• [Task directions]
Your task is to repeat the entries exactly. Leave the pictures out.

• [Rows]
◇ ◇ ◇

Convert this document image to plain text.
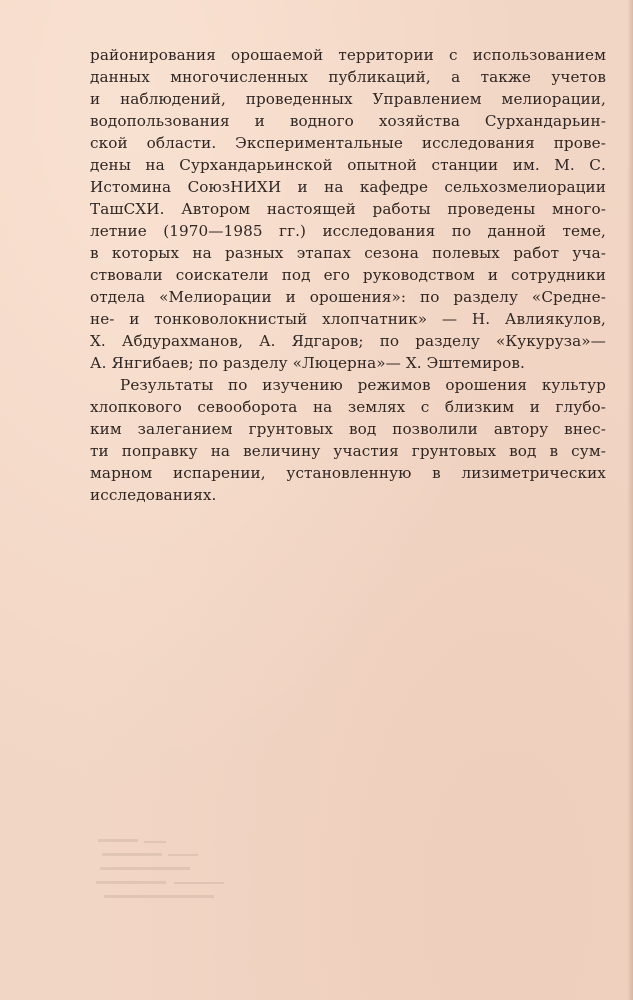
районирования орошаемой территории с использованием
данных многочисленных публикаций, а также учетов
и наблюдений, проведенных Управлением мелиорации,
водопользования и водного хозяйства Сурхандарьин-
ской области. Экспериментальные исследования прове-
дены на Сурхандарьинской опытной станции им. М. С.
Истомина СоюзНИХИ и на кафедре сельхозмелиорации
ТашСХИ. Автором настоящей работы проведены много-
летние (1970—1985 гг.) исследования по данной теме,
в которых на разных этапах сезона полевых работ уча-
ствовали соискатели под его руководством и сотрудники
отдела «Мелиорации и орошения»: по разделу «Средне-
не- и тонковолокнистый хлопчатник» — Н. Авлиякулов,
Х. Абдурахманов, А. Ядгаров; по разделу «Кукуруза»—
А. Янгибаев; по разделу «Люцерна»— Х. Эштемиров.
Результаты по изучению режимов орошения культур
хлопкового севооборота на землях с близким и глубо-
ким залеганием грунтовых вод позволили автору внес-
ти поправку на величину участия грунтовых вод в сум-
марном испарении, установленную в лизиметрических
исследованиях.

◇ ◇ ◇

• [Response]
Convert this document image to plain text.
районирования орошаемой территории с использованием
данных многочисленных публикаций, а также учетов
и наблюдений, проведенных Управлением мелиорации,
водопользования и водного хозяйства Сурхандарьин-
ской области. Экспериментальные исследования прове-
дены на Сурхандарьинской опытной станции им. М. С.
Истомина СоюзНИХИ и на кафедре сельхозмелиорации
ТашСХИ. Автором настоящей работы проведены много-
летние (1970—1985 гг.) исследования по данной теме,
в которых на разных этапах сезона полевых работ уча-
ствовали соискатели под его руководством и сотрудники
отдела «Мелиорации и орошения»: по разделу «Средне-
не- и тонковолокнистый хлопчатник» — Н. Авлиякулов,
Х. Абдурахманов, А. Ядгаров; по разделу «Кукуруза»—
А. Янгибаев; по разделу «Люцерна»— Х. Эштемиров.
Результаты по изучению режимов орошения культур
хлопкового севооборота на землях с близким и глубо-
ким залеганием грунтовых вод позволили автору внес-
ти поправку на величину участия грунтовых вод в сум-
марном испарении, установленную в лизиметрических
исследованиях.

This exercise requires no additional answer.